WHAT THE EXERCISE ASKS:
An exact reproduction of the records is required, with all images left out.
****
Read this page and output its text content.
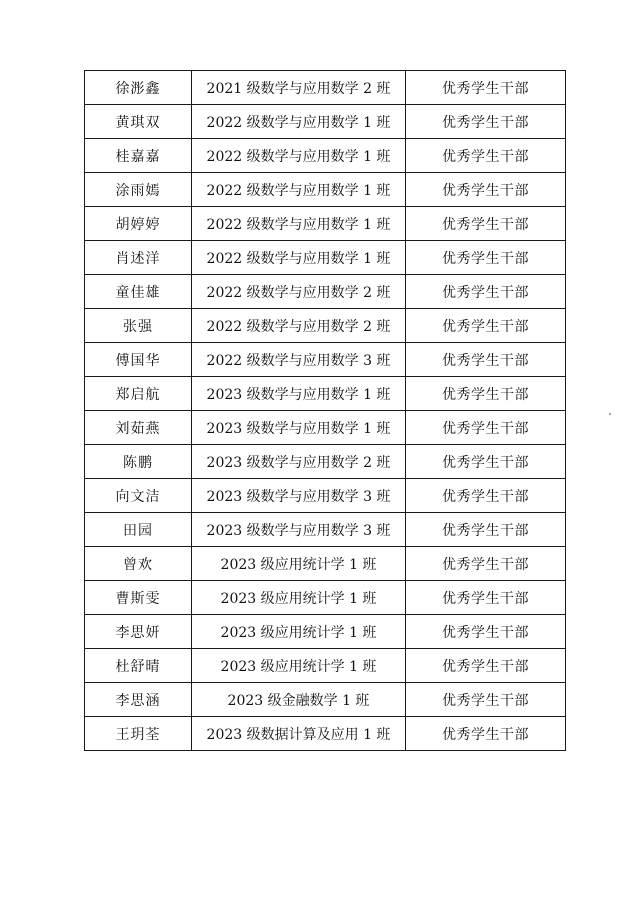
徐浵鑫	2021 级数学与应用数学 2 班	优秀学生干部
黄琪双	2022 级数学与应用数学 1 班	优秀学生干部
桂嘉嘉	2022 级数学与应用数学 1 班	优秀学生干部
涂雨嫣	2022 级数学与应用数学 1 班	优秀学生干部
胡婷婷	2022 级数学与应用数学 1 班	优秀学生干部
肖述洋	2022 级数学与应用数学 1 班	优秀学生干部
童佳雄	2022 级数学与应用数学 2 班	优秀学生干部
张强	2022 级数学与应用数学 2 班	优秀学生干部
傅国华	2022 级数学与应用数学 3 班	优秀学生干部
郑启航	2023 级数学与应用数学 1 班	优秀学生干部
刘茹燕	2023 级数学与应用数学 1 班	优秀学生干部
陈鹏	2023 级数学与应用数学 2 班	优秀学生干部
向文洁	2023 级数学与应用数学 3 班	优秀学生干部
田园	2023 级数学与应用数学 3 班	优秀学生干部
曾欢	2023 级应用统计学 1 班	优秀学生干部
曹斯雯	2023 级应用统计学 1 班	优秀学生干部
李思妍	2023 级应用统计学 1 班	优秀学生干部
杜舒晴	2023 级应用统计学 1 班	优秀学生干部
李思涵	2023 级金融数学 1 班	优秀学生干部
王玥荃	2023 级数据计算及应用 1 班	优秀学生干部
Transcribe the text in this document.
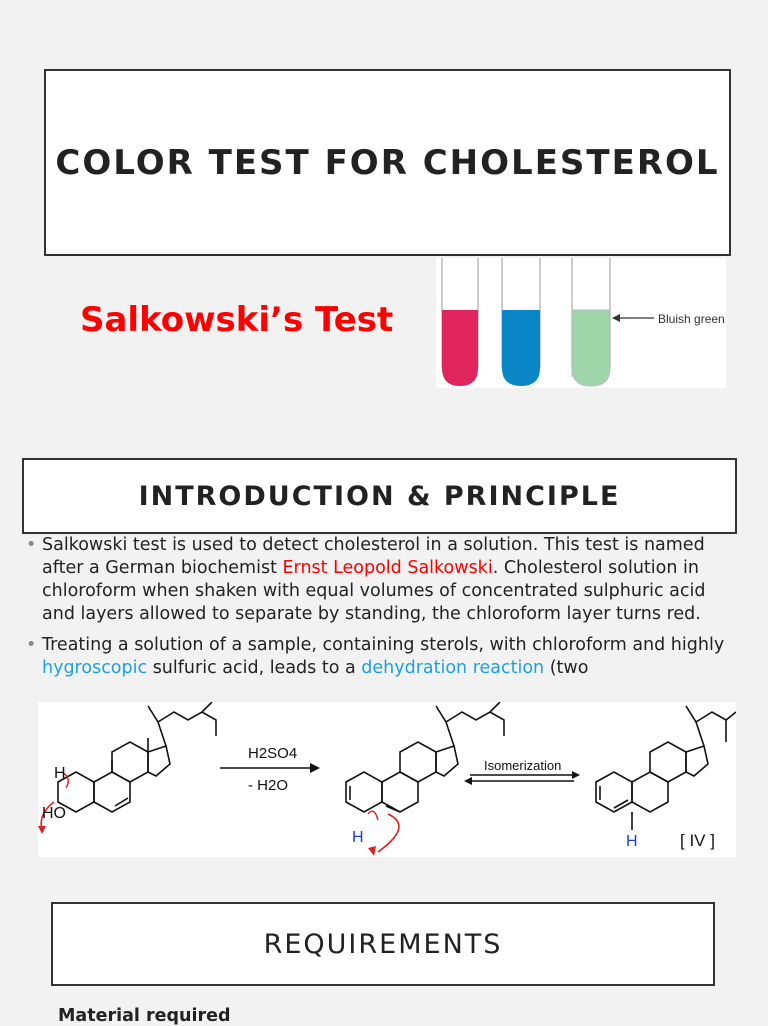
COLOR TEST FOR CHOLESTEROL
Salkowski’s Test	Bluish green
INTRODUCTION & PRINCIPLE
• Salkowski test is used to detect cholesterol in a solution. This test is named after a German biochemist Ernst Leopold Salkowski. Cholesterol solution in chloroform when shaken with equal volumes of concentrated sulphuric acid and layers allowed to separate by standing, the chloroform layer turns red.
• Treating a solution of a sample, containing sterols, with chloroform and highly hygroscopic sulfuric acid, leads to a dehydration reaction (two
H
HO
H2SO4
- H2O
Isomerization
H	H [ IV ]
REQUIREMENTS
Material required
****
RESULT:
Read this page and output its text content.
徐浵鑫	2021 级数学与应用数学 2 班	优秀学生干部
黄琪双	2022 级数学与应用数学 1 班	优秀学生干部
桂嘉嘉	2022 级数学与应用数学 1 班	优秀学生干部
涂雨嫣	2022 级数学与应用数学 1 班	优秀学生干部
胡婷婷	2022 级数学与应用数学 1 班	优秀学生干部
肖述洋	2022 级数学与应用数学 1 班	优秀学生干部
童佳雄	2022 级数学与应用数学 2 班	优秀学生干部
张强	2022 级数学与应用数学 2 班	优秀学生干部
傅国华	2022 级数学与应用数学 3 班	优秀学生干部
郑启航	2023 级数学与应用数学 1 班	优秀学生干部
刘茹燕	2023 级数学与应用数学 1 班	优秀学生干部
陈鹏	2023 级数学与应用数学 2 班	优秀学生干部
向文洁	2023 级数学与应用数学 3 班	优秀学生干部
田园	2023 级数学与应用数学 3 班	优秀学生干部
曾欢	2023 级应用统计学 1 班	优秀学生干部
曹斯雯	2023 级应用统计学 1 班	优秀学生干部
李思妍	2023 级应用统计学 1 班	优秀学生干部
杜舒晴	2023 级应用统计学 1 班	优秀学生干部
李思涵	2023 级金融数学 1 班	优秀学生干部
王玥荃	2023 级数据计算及应用 1 班	优秀学生干部
Transcribe the text in this document.
COLOR TEST FOR CHOLESTEROL
Salkowski’s Test	Bluish green
INTRODUCTION & PRINCIPLE
• Salkowski test is used to detect cholesterol in a solution. This test is named after a German biochemist Ernst Leopold Salkowski. Cholesterol solution in chloroform when shaken with equal volumes of concentrated sulphuric acid and layers allowed to separate by standing, the chloroform layer turns red.
• Treating a solution of a sample, containing sterols, with chloroform and highly hygroscopic sulfuric acid, leads to a dehydration reaction (two
H
HO
H2SO4
- H2O
Isomerization
H	H [ IV ]
REQUIREMENTS
Material required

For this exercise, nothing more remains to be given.